## What you will do
Find all lines in the records that include the word "methylbut", and copy them out.

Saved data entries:
########################################

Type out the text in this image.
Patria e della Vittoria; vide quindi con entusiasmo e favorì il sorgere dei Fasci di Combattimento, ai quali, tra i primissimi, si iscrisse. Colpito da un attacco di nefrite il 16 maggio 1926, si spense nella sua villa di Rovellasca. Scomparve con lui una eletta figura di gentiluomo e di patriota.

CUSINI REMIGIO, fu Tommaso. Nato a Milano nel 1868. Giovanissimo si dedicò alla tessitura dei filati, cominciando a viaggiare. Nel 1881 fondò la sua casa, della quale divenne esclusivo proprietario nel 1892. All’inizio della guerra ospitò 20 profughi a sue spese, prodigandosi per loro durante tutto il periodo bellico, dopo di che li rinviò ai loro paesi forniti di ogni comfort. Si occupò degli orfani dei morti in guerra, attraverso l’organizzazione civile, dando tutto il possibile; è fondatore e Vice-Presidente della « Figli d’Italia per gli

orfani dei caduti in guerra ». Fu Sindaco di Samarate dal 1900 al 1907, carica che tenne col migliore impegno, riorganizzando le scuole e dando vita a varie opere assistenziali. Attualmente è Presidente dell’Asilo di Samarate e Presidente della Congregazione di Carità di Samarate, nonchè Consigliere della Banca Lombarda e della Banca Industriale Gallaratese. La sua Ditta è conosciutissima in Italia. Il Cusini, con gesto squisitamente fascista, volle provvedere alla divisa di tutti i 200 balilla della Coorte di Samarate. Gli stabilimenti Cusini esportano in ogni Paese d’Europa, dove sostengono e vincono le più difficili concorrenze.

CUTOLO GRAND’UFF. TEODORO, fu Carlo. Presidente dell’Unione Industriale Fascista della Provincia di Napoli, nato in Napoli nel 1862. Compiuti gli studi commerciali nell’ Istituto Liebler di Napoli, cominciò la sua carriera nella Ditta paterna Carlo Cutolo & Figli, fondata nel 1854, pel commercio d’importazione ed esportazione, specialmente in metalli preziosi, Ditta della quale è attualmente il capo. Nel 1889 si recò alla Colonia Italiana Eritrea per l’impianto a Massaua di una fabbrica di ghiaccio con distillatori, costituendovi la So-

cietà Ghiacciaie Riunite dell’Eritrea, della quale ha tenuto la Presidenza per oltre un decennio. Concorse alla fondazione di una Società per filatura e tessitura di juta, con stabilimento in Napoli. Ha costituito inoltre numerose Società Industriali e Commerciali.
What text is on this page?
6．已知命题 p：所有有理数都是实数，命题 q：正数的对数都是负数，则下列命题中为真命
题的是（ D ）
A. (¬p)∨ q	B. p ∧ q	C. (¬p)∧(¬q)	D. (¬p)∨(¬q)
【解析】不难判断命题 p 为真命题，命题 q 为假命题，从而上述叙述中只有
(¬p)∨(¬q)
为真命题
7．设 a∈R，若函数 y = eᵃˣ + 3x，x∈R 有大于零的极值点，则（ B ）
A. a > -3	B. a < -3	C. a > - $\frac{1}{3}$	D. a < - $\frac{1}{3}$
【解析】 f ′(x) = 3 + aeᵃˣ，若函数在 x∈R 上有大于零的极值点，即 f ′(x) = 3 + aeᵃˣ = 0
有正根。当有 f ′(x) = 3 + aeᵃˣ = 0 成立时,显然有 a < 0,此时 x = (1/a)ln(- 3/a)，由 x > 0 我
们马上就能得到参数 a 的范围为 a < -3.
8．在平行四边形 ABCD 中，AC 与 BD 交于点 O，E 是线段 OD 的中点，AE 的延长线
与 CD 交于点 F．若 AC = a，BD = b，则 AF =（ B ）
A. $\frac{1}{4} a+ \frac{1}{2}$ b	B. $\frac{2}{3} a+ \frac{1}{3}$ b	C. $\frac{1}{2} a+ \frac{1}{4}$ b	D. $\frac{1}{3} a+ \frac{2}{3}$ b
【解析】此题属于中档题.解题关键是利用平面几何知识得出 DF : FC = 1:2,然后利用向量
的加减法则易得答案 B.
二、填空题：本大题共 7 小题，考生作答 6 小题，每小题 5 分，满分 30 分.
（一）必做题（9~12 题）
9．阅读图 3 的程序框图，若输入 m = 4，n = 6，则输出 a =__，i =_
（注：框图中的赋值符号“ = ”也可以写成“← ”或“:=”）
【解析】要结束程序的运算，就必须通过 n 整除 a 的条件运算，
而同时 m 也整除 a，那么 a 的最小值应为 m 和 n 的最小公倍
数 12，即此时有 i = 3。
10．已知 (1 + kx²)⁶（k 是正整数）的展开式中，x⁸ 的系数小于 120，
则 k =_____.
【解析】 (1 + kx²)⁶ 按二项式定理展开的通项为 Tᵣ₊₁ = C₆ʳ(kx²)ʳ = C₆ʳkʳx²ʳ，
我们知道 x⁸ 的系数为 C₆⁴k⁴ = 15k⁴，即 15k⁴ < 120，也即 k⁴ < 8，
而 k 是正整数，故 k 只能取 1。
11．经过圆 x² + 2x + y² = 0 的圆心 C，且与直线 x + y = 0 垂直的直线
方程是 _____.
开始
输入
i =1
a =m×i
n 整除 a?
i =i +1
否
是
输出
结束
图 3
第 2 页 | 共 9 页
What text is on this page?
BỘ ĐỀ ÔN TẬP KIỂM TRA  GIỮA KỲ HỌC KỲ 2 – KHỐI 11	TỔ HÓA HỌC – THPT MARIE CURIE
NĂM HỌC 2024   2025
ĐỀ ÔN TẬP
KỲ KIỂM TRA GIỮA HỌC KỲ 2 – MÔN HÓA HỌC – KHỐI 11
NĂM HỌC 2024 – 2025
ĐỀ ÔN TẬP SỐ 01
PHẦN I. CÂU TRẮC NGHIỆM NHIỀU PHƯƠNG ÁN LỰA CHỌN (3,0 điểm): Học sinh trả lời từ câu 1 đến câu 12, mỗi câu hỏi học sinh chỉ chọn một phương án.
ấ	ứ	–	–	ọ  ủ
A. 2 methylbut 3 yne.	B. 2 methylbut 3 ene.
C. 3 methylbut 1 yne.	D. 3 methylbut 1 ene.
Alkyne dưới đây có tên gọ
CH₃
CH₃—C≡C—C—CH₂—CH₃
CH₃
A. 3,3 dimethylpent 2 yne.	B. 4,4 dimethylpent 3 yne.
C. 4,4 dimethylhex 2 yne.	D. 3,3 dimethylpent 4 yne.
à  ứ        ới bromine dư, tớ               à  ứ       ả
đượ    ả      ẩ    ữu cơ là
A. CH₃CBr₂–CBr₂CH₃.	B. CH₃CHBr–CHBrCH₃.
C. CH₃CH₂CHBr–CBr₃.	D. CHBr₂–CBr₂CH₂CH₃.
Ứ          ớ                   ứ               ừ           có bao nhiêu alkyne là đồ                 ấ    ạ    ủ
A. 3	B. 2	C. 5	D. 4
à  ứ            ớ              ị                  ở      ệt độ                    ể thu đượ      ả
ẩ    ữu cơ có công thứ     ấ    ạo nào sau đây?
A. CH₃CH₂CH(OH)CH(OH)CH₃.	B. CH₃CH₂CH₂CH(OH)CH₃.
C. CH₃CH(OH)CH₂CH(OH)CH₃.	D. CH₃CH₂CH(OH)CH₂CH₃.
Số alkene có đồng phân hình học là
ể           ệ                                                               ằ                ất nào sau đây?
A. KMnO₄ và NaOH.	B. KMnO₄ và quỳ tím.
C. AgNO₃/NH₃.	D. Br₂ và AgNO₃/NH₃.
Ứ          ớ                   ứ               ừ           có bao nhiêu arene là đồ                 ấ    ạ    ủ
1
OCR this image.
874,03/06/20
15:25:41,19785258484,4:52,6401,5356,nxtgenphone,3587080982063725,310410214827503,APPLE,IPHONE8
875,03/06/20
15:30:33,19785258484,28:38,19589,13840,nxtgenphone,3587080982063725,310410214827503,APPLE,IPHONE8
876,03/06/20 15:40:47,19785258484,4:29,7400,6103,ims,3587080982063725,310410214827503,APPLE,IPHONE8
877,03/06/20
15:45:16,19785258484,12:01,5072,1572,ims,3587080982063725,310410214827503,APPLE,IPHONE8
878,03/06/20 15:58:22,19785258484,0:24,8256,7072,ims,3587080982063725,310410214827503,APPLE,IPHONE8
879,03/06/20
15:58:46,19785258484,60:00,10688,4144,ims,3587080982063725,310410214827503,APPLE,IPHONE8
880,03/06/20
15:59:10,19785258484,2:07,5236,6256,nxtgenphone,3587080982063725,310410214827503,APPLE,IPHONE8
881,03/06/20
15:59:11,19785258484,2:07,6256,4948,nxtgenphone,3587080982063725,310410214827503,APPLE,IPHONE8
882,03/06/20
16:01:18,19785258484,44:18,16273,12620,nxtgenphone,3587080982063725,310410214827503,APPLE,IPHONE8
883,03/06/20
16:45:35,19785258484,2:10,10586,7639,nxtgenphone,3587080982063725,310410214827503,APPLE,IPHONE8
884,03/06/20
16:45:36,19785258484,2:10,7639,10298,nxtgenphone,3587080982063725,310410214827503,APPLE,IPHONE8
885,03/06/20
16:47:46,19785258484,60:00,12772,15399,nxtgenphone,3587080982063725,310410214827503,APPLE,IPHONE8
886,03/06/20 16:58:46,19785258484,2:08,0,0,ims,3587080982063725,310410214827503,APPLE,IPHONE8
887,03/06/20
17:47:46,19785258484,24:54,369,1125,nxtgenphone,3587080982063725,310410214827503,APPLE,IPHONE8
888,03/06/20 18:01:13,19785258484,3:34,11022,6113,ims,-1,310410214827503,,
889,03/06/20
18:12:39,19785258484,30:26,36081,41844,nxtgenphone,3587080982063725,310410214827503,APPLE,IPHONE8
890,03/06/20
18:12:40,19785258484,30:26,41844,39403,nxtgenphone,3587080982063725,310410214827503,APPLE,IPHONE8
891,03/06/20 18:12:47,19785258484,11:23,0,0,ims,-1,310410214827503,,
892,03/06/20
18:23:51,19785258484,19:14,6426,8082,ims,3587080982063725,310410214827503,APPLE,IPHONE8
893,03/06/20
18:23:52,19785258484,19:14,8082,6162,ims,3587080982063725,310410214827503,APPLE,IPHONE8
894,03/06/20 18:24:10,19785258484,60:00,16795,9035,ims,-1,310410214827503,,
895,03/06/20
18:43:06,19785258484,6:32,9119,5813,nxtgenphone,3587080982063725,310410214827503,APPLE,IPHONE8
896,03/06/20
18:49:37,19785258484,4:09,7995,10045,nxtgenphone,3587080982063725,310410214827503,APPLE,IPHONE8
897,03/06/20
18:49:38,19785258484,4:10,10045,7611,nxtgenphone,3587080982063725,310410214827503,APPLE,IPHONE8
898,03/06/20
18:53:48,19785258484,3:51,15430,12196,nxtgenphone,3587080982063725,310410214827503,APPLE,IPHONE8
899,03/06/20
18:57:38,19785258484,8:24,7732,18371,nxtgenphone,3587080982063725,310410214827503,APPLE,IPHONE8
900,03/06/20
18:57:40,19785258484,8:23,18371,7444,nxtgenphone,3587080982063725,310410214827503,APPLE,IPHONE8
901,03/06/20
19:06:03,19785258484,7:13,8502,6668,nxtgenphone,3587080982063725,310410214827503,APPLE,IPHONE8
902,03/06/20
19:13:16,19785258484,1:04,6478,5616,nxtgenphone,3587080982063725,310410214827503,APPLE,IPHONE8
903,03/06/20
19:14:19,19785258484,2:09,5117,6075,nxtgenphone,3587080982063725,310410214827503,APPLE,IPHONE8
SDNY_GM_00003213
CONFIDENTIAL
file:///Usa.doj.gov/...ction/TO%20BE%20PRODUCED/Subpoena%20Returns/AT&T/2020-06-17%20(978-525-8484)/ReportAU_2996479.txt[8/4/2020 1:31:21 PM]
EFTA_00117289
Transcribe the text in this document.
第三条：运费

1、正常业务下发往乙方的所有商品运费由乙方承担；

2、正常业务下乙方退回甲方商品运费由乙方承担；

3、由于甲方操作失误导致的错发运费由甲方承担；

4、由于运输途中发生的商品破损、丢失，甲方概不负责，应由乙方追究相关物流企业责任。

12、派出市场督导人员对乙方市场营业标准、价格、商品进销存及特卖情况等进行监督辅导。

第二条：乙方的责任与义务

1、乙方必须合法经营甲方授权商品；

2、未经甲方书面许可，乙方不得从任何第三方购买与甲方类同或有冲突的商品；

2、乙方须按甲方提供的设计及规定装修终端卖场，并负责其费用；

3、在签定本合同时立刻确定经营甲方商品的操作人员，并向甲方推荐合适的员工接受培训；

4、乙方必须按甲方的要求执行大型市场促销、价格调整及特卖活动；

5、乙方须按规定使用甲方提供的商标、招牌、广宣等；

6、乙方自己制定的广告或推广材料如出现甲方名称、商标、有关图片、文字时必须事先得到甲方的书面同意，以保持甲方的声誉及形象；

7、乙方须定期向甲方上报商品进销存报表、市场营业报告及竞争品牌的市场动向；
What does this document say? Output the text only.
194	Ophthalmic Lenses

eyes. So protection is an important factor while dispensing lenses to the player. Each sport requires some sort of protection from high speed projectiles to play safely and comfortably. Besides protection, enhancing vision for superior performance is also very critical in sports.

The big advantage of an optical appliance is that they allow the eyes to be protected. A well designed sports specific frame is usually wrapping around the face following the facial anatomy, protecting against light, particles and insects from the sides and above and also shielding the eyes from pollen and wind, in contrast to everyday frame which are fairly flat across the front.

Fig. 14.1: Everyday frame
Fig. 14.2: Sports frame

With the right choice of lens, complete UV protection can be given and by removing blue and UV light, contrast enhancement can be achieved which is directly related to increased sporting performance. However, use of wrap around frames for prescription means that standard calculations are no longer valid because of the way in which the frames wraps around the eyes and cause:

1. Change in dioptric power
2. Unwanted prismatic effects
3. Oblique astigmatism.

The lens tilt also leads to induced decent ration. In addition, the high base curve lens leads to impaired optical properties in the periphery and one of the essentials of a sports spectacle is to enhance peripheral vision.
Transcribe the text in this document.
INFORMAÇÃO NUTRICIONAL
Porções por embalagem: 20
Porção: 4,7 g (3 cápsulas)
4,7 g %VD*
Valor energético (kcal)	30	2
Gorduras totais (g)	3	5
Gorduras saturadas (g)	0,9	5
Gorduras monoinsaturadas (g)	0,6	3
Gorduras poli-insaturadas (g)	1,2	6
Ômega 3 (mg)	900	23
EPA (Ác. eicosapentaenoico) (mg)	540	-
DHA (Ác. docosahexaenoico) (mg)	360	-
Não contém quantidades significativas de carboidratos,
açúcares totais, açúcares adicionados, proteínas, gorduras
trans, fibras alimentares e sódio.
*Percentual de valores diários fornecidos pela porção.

########################################

## Task solution
A. 2 methylbut 3 yne.	B. 2 methylbut 3 ene.
C. 3 methylbut 1 yne.	D. 3 methylbut 1 ene.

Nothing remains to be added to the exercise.